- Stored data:
--- begin ---
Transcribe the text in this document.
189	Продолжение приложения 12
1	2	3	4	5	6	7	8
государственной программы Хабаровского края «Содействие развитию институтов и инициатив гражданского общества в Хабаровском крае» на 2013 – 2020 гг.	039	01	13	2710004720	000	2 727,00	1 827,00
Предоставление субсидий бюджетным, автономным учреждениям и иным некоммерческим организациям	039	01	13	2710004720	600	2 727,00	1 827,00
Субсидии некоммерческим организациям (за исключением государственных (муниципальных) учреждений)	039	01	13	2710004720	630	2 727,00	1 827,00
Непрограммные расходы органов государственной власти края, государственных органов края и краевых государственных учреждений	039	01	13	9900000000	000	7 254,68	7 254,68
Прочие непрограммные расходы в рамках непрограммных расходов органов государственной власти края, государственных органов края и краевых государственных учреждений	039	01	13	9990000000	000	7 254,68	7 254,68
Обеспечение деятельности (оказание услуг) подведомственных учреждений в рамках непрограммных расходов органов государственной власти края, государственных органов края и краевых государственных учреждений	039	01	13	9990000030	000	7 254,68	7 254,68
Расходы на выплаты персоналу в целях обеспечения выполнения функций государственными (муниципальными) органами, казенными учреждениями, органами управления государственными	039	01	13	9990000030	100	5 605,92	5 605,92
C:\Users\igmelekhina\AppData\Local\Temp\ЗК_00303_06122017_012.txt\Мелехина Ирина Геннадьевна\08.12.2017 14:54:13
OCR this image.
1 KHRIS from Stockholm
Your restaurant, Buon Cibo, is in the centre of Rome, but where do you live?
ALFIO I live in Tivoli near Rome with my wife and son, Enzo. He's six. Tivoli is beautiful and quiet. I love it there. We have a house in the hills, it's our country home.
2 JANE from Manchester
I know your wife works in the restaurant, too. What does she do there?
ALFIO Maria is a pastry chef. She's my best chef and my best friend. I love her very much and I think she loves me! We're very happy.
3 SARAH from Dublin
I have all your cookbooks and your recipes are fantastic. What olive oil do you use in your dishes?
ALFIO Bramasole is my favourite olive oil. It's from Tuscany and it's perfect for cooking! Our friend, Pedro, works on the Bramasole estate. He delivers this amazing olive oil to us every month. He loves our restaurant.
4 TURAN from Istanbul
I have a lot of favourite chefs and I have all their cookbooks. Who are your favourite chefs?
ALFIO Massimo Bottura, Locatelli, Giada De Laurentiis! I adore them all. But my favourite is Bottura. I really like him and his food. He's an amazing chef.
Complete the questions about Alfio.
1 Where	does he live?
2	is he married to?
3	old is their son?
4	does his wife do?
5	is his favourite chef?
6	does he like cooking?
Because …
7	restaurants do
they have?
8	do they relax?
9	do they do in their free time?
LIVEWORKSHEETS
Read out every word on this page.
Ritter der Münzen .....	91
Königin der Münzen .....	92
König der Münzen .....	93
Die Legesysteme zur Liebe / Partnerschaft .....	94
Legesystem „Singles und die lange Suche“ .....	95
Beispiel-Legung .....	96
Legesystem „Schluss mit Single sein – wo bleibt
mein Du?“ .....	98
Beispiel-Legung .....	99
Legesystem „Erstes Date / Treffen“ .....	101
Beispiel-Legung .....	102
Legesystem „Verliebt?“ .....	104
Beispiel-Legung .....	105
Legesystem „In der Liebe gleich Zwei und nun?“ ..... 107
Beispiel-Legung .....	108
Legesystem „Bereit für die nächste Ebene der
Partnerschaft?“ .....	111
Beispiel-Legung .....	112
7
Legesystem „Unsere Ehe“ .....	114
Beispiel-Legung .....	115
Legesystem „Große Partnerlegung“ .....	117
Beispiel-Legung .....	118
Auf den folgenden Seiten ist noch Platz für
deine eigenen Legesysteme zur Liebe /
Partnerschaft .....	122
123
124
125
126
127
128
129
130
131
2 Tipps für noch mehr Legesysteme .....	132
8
--- end ---
- Instructions for the task: Where a line above holds the string "краевых", show that line.

- Output of the exercise:
Непрограммные расходы органов государственной власти края, государственных органов края и краевых государственных учреждений	039	01	13	9900000000	000	7 254,68	7 254,68
Прочие непрограммные расходы в рамках непрограммных расходов органов государственной власти края, государственных органов края и краевых государственных учреждений	039	01	13	9990000000	000	7 254,68	7 254,68
Обеспечение деятельности (оказание услуг) подведомственных учреждений в рамках непрограммных расходов органов государственной власти края, государственных органов края и краевых государственных учреждений	039	01	13	9990000030	000	7 254,68	7 254,68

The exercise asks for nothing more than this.